■ What you will do: Extract all of the entries and give them again, word for word.

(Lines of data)
[Start]

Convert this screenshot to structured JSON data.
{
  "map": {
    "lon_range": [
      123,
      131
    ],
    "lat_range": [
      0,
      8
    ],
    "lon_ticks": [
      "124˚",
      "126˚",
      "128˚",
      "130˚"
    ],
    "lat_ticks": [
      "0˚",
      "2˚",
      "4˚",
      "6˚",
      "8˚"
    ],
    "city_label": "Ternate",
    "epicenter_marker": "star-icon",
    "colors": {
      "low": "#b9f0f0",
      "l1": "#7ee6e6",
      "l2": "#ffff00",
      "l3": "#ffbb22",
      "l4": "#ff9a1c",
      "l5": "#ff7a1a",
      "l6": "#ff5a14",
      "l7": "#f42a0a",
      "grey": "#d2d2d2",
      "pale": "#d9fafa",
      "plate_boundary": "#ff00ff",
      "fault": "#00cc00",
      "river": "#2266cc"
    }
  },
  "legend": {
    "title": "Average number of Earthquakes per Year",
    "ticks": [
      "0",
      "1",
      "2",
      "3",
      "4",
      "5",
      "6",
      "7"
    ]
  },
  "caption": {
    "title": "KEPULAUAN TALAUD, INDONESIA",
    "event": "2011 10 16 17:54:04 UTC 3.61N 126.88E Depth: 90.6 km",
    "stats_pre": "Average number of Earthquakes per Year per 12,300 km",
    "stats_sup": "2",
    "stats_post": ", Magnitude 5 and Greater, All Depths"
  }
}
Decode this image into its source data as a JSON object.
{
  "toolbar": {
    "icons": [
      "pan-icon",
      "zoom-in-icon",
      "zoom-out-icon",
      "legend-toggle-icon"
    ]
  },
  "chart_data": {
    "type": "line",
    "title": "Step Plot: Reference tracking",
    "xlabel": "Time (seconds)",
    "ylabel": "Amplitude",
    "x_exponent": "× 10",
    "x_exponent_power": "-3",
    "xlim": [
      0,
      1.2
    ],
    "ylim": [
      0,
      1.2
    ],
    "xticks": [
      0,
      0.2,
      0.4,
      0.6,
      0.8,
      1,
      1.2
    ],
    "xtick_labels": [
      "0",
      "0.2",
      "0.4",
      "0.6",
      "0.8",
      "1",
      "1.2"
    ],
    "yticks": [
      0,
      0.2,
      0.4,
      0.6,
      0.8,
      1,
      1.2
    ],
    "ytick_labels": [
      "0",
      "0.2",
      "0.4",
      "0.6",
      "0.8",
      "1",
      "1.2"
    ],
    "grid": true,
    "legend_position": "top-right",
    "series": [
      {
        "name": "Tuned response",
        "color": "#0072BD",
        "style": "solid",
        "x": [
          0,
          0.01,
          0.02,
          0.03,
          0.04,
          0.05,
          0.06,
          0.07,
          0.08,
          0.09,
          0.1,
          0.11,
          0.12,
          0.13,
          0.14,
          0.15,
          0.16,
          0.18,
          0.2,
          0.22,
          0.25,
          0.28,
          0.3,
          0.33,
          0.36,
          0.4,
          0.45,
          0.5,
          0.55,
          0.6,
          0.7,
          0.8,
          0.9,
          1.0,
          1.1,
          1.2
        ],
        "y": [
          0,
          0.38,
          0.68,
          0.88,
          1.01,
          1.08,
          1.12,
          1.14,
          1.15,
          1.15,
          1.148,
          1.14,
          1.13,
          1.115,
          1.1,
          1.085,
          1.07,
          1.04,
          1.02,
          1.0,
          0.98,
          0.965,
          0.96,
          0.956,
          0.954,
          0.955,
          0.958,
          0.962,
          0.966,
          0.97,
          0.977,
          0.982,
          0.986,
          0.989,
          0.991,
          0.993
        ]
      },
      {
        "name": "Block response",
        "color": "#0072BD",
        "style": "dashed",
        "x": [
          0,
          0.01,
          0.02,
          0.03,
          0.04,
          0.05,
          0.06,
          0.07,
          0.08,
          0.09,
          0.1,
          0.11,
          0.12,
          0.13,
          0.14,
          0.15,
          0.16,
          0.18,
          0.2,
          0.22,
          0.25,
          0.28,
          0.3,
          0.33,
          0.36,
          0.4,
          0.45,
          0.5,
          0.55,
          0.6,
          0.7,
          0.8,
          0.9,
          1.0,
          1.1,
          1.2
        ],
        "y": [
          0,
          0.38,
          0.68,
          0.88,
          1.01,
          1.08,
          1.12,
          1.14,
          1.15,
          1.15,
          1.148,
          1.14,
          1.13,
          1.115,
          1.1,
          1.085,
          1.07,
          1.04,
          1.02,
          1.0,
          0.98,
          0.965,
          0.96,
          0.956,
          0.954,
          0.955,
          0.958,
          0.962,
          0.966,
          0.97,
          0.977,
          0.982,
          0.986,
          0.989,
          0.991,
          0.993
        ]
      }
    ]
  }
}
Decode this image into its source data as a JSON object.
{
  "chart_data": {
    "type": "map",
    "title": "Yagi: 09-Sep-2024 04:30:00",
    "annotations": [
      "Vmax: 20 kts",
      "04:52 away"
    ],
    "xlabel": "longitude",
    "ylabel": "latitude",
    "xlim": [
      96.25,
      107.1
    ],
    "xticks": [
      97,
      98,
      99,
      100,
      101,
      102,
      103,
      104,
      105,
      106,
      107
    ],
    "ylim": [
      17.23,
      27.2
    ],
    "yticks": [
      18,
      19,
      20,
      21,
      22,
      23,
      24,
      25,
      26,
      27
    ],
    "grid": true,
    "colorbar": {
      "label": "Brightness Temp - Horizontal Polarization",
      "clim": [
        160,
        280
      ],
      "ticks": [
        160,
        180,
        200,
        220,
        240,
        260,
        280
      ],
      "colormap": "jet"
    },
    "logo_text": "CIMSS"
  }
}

[End]

■ Full response:
Convert this screenshot to structured JSON data.
{
  "map": {
    "lon_range": [
      123,
      131
    ],
    "lat_range": [
      0,
      8
    ],
    "lon_ticks": [
      "124˚",
      "126˚",
      "128˚",
      "130˚"
    ],
    "lat_ticks": [
      "0˚",
      "2˚",
      "4˚",
      "6˚",
      "8˚"
    ],
    "city_label": "Ternate",
    "epicenter_marker": "star-icon",
    "colors": {
      "low": "#b9f0f0",
      "l1": "#7ee6e6",
      "l2": "#ffff00",
      "l3": "#ffbb22",
      "l4": "#ff9a1c",
      "l5": "#ff7a1a",
      "l6": "#ff5a14",
      "l7": "#f42a0a",
      "grey": "#d2d2d2",
      "pale": "#d9fafa",
      "plate_boundary": "#ff00ff",
      "fault": "#00cc00",
      "river": "#2266cc"
    }
  },
  "legend": {
    "title": "Average number of Earthquakes per Year",
    "ticks": [
      "0",
      "1",
      "2",
      "3",
      "4",
      "5",
      "6",
      "7"
    ]
  },
  "caption": {
    "title": "KEPULAUAN TALAUD, INDONESIA",
    "event": "2011 10 16 17:54:04 UTC 3.61N 126.88E Depth: 90.6 km",
    "stats_pre": "Average number of Earthquakes per Year per 12,300 km",
    "stats_sup": "2",
    "stats_post": ", Magnitude 5 and Greater, All Depths"
  }
}
Decode this image into its source data as a JSON object.
{
  "toolbar": {
    "icons": [
      "pan-icon",
      "zoom-in-icon",
      "zoom-out-icon",
      "legend-toggle-icon"
    ]
  },
  "chart_data": {
    "type": "line",
    "title": "Step Plot: Reference tracking",
    "xlabel": "Time (seconds)",
    "ylabel": "Amplitude",
    "x_exponent": "× 10",
    "x_exponent_power": "-3",
    "xlim": [
      0,
      1.2
    ],
    "ylim": [
      0,
      1.2
    ],
    "xticks": [
      0,
      0.2,
      0.4,
      0.6,
      0.8,
      1,
      1.2
    ],
    "xtick_labels": [
      "0",
      "0.2",
      "0.4",
      "0.6",
      "0.8",
      "1",
      "1.2"
    ],
    "yticks": [
      0,
      0.2,
      0.4,
      0.6,
      0.8,
      1,
      1.2
    ],
    "ytick_labels": [
      "0",
      "0.2",
      "0.4",
      "0.6",
      "0.8",
      "1",
      "1.2"
    ],
    "grid": true,
    "legend_position": "top-right",
    "series": [
      {
        "name": "Tuned response",
        "color": "#0072BD",
        "style": "solid",
        "x": [
          0,
          0.01,
          0.02,
          0.03,
          0.04,
          0.05,
          0.06,
          0.07,
          0.08,
          0.09,
          0.1,
          0.11,
          0.12,
          0.13,
          0.14,
          0.15,
          0.16,
          0.18,
          0.2,
          0.22,
          0.25,
          0.28,
          0.3,
          0.33,
          0.36,
          0.4,
          0.45,
          0.5,
          0.55,
          0.6,
          0.7,
          0.8,
          0.9,
          1.0,
          1.1,
          1.2
        ],
        "y": [
          0,
          0.38,
          0.68,
          0.88,
          1.01,
          1.08,
          1.12,
          1.14,
          1.15,
          1.15,
          1.148,
          1.14,
          1.13,
          1.115,
          1.1,
          1.085,
          1.07,
          1.04,
          1.02,
          1.0,
          0.98,
          0.965,
          0.96,
          0.956,
          0.954,
          0.955,
          0.958,
          0.962,
          0.966,
          0.97,
          0.977,
          0.982,
          0.986,
          0.989,
          0.991,
          0.993
        ]
      },
      {
        "name": "Block response",
        "color": "#0072BD",
        "style": "dashed",
        "x": [
          0,
          0.01,
          0.02,
          0.03,
          0.04,
          0.05,
          0.06,
          0.07,
          0.08,
          0.09,
          0.1,
          0.11,
          0.12,
          0.13,
          0.14,
          0.15,
          0.16,
          0.18,
          0.2,
          0.22,
          0.25,
          0.28,
          0.3,
          0.33,
          0.36,
          0.4,
          0.45,
          0.5,
          0.55,
          0.6,
          0.7,
          0.8,
          0.9,
          1.0,
          1.1,
          1.2
        ],
        "y": [
          0,
          0.38,
          0.68,
          0.88,
          1.01,
          1.08,
          1.12,
          1.14,
          1.15,
          1.15,
          1.148,
          1.14,
          1.13,
          1.115,
          1.1,
          1.085,
          1.07,
          1.04,
          1.02,
          1.0,
          0.98,
          0.965,
          0.96,
          0.956,
          0.954,
          0.955,
          0.958,
          0.962,
          0.966,
          0.97,
          0.977,
          0.982,
          0.986,
          0.989,
          0.991,
          0.993
        ]
      }
    ]
  }
}
Decode this image into its source data as a JSON object.
{
  "chart_data": {
    "type": "map",
    "title": "Yagi: 09-Sep-2024 04:30:00",
    "annotations": [
      "Vmax: 20 kts",
      "04:52 away"
    ],
    "xlabel": "longitude",
    "ylabel": "latitude",
    "xlim": [
      96.25,
      107.1
    ],
    "xticks": [
      97,
      98,
      99,
      100,
      101,
      102,
      103,
      104,
      105,
      106,
      107
    ],
    "ylim": [
      17.23,
      27.2
    ],
    "yticks": [
      18,
      19,
      20,
      21,
      22,
      23,
      24,
      25,
      26,
      27
    ],
    "grid": true,
    "colorbar": {
      "label": "Brightness Temp - Horizontal Polarization",
      "clim": [
        160,
        280
      ],
      "ticks": [
        160,
        180,
        200,
        220,
        240,
        260,
        280
      ],
      "colormap": "jet"
    },
    "logo_text": "CIMSS"
  }
}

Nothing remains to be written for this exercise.